━━━ Entries provided ━━━
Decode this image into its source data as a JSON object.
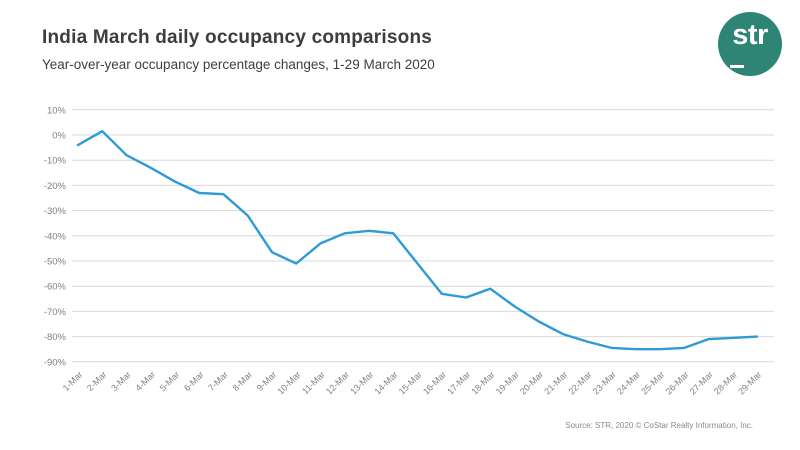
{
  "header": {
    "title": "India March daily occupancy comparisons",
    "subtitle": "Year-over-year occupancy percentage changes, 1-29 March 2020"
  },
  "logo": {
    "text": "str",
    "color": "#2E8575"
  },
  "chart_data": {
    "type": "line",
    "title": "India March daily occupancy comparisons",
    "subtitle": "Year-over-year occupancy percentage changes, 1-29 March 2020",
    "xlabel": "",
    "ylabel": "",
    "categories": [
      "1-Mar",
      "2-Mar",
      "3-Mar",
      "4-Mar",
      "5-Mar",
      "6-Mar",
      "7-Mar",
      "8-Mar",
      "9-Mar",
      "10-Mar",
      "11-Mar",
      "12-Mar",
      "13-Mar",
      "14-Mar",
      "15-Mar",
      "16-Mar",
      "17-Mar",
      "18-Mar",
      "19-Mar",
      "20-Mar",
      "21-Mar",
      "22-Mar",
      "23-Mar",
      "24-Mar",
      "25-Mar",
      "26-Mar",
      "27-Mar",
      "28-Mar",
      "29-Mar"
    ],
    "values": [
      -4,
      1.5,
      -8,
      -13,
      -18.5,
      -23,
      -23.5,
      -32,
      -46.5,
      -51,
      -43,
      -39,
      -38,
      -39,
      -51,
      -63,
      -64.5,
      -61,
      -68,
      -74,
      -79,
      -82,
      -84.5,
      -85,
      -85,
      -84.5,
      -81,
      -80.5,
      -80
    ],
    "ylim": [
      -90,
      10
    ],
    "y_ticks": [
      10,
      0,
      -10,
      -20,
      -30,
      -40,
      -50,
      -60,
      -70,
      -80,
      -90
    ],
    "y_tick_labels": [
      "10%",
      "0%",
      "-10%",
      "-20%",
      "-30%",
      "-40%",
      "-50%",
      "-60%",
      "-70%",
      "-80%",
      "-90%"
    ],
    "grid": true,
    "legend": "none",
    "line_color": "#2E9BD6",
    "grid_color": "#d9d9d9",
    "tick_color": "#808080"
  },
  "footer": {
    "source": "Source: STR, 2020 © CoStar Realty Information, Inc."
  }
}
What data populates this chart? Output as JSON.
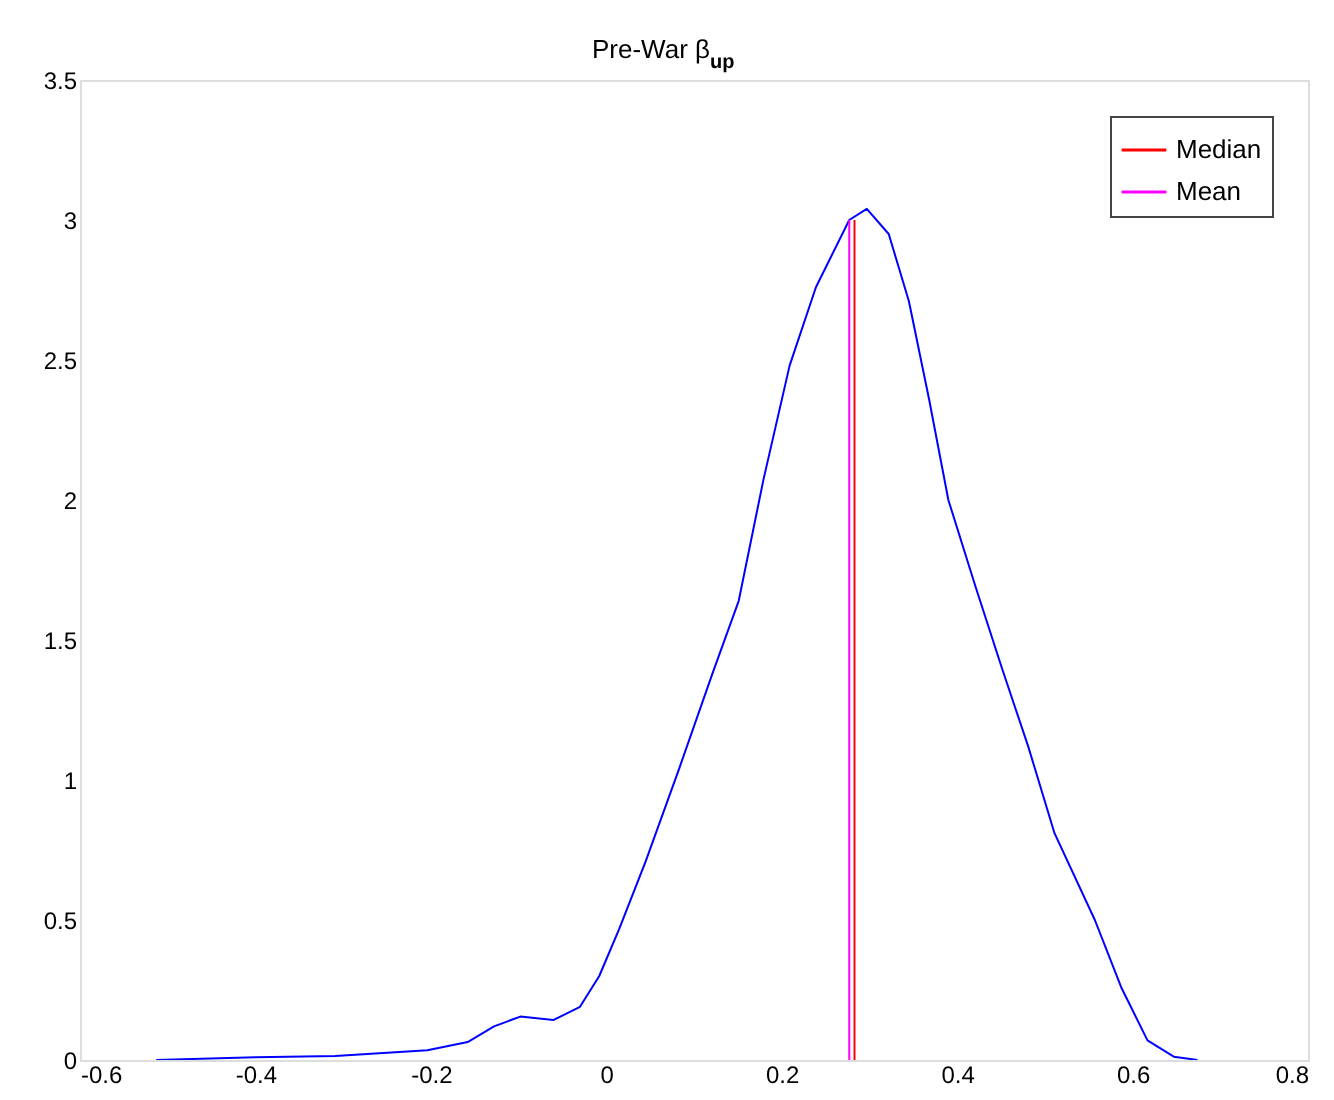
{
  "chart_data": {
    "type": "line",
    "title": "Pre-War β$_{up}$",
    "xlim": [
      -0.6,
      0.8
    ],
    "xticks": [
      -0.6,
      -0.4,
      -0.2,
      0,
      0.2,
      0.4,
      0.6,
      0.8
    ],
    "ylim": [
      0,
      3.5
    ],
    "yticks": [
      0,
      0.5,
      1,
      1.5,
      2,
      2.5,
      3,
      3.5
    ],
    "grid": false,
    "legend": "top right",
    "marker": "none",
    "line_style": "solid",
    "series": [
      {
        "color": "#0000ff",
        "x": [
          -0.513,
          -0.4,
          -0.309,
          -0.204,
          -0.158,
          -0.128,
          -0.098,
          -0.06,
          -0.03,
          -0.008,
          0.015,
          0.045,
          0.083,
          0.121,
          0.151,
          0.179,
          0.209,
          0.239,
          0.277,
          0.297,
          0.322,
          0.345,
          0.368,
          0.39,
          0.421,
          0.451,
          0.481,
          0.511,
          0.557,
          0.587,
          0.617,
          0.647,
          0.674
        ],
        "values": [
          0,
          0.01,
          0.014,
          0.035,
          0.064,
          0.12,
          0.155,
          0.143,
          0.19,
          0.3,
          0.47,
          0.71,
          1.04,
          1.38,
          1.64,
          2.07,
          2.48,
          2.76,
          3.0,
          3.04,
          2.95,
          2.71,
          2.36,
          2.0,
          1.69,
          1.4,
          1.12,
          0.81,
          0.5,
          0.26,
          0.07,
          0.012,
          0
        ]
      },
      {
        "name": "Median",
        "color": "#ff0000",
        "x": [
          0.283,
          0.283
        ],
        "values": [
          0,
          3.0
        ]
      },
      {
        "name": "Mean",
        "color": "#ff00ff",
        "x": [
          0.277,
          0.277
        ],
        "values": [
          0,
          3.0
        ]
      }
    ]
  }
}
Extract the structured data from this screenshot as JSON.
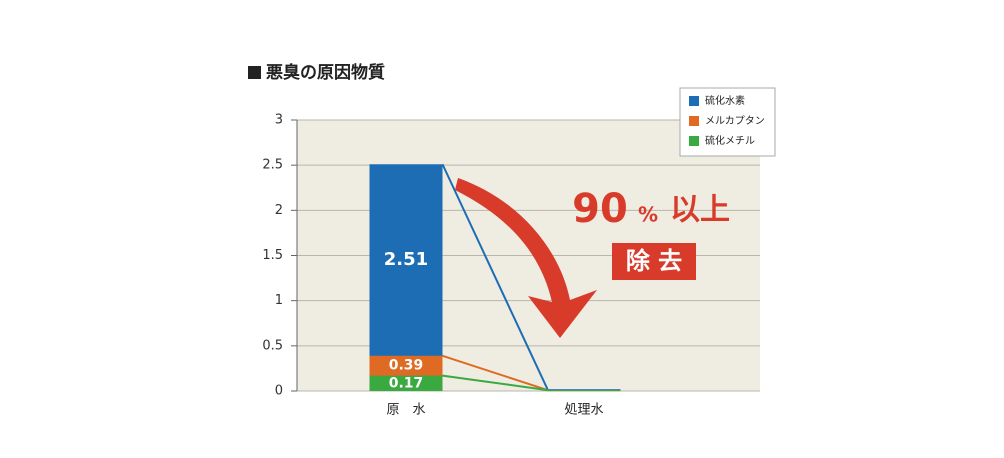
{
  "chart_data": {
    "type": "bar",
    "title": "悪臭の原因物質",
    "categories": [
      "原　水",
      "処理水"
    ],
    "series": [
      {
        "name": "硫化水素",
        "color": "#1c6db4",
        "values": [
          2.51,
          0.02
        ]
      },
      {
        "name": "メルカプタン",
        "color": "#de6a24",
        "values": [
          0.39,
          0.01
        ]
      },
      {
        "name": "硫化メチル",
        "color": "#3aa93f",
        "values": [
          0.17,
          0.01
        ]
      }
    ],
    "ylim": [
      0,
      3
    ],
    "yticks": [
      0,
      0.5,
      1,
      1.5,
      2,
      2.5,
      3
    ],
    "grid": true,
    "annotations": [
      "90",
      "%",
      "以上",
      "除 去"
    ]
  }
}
━━━
■ **Task prompt**:
Leave out the pictures and repeat everything else in the records exactly.

■ **Complete output**:
Decode this image into its source data as a JSON object.
{
  "header": {
    "title": "India March daily occupancy comparisons",
    "subtitle": "Year-over-year occupancy percentage changes, 1-29 March 2020"
  },
  "logo": {
    "text": "str",
    "color": "#2E8575"
  },
  "chart_data": {
    "type": "line",
    "title": "India March daily occupancy comparisons",
    "subtitle": "Year-over-year occupancy percentage changes, 1-29 March 2020",
    "xlabel": "",
    "ylabel": "",
    "categories": [
      "1-Mar",
      "2-Mar",
      "3-Mar",
      "4-Mar",
      "5-Mar",
      "6-Mar",
      "7-Mar",
      "8-Mar",
      "9-Mar",
      "10-Mar",
      "11-Mar",
      "12-Mar",
      "13-Mar",
      "14-Mar",
      "15-Mar",
      "16-Mar",
      "17-Mar",
      "18-Mar",
      "19-Mar",
      "20-Mar",
      "21-Mar",
      "22-Mar",
      "23-Mar",
      "24-Mar",
      "25-Mar",
      "26-Mar",
      "27-Mar",
      "28-Mar",
      "29-Mar"
    ],
    "values": [
      -4,
      1.5,
      -8,
      -13,
      -18.5,
      -23,
      -23.5,
      -32,
      -46.5,
      -51,
      -43,
      -39,
      -38,
      -39,
      -51,
      -63,
      -64.5,
      -61,
      -68,
      -74,
      -79,
      -82,
      -84.5,
      -85,
      -85,
      -84.5,
      -81,
      -80.5,
      -80
    ],
    "ylim": [
      -90,
      10
    ],
    "y_ticks": [
      10,
      0,
      -10,
      -20,
      -30,
      -40,
      -50,
      -60,
      -70,
      -80,
      -90
    ],
    "y_tick_labels": [
      "10%",
      "0%",
      "-10%",
      "-20%",
      "-30%",
      "-40%",
      "-50%",
      "-60%",
      "-70%",
      "-80%",
      "-90%"
    ],
    "grid": true,
    "legend": "none",
    "line_color": "#2E9BD6",
    "grid_color": "#d9d9d9",
    "tick_color": "#808080"
  },
  "footer": {
    "source": "Source: STR, 2020 © CoStar Realty Information, Inc."
  }
}
What data populates this chart? Output as JSON.
{
  "chart_data": {
    "type": "line",
    "title": "Pre-War β$_{up}$",
    "xlim": [
      -0.6,
      0.8
    ],
    "xticks": [
      -0.6,
      -0.4,
      -0.2,
      0,
      0.2,
      0.4,
      0.6,
      0.8
    ],
    "ylim": [
      0,
      3.5
    ],
    "yticks": [
      0,
      0.5,
      1,
      1.5,
      2,
      2.5,
      3,
      3.5
    ],
    "grid": false,
    "legend": "top right",
    "marker": "none",
    "line_style": "solid",
    "series": [
      {
        "color": "#0000ff",
        "x": [
          -0.513,
          -0.4,
          -0.309,
          -0.204,
          -0.158,
          -0.128,
          -0.098,
          -0.06,
          -0.03,
          -0.008,
          0.015,
          0.045,
          0.083,
          0.121,
          0.151,
          0.179,
          0.209,
          0.239,
          0.277,
          0.297,
          0.322,
          0.345,
          0.368,
          0.39,
          0.421,
          0.451,
          0.481,
          0.511,
          0.557,
          0.587,
          0.617,
          0.647,
          0.674
        ],
        "values": [
          0,
          0.01,
          0.014,
          0.035,
          0.064,
          0.12,
          0.155,
          0.143,
          0.19,
          0.3,
          0.47,
          0.71,
          1.04,
          1.38,
          1.64,
          2.07,
          2.48,
          2.76,
          3.0,
          3.04,
          2.95,
          2.71,
          2.36,
          2.0,
          1.69,
          1.4,
          1.12,
          0.81,
          0.5,
          0.26,
          0.07,
          0.012,
          0
        ]
      },
      {
        "name": "Median",
        "color": "#ff0000",
        "x": [
          0.283,
          0.283
        ],
        "values": [
          0,
          3.0
        ]
      },
      {
        "name": "Mean",
        "color": "#ff00ff",
        "x": [
          0.277,
          0.277
        ],
        "values": [
          0,
          3.0
        ]
      }
    ]
  }
}
Extract the structured data from this screenshot as JSON.
{
  "chart_data": {
    "type": "bar",
    "title": "悪臭の原因物質",
    "categories": [
      "原　水",
      "処理水"
    ],
    "series": [
      {
        "name": "硫化水素",
        "color": "#1c6db4",
        "values": [
          2.51,
          0.02
        ]
      },
      {
        "name": "メルカプタン",
        "color": "#de6a24",
        "values": [
          0.39,
          0.01
        ]
      },
      {
        "name": "硫化メチル",
        "color": "#3aa93f",
        "values": [
          0.17,
          0.01
        ]
      }
    ],
    "ylim": [
      0,
      3
    ],
    "yticks": [
      0,
      0.5,
      1,
      1.5,
      2,
      2.5,
      3
    ],
    "grid": true,
    "annotations": [
      "90",
      "%",
      "以上",
      "除 去"
    ]
  }
}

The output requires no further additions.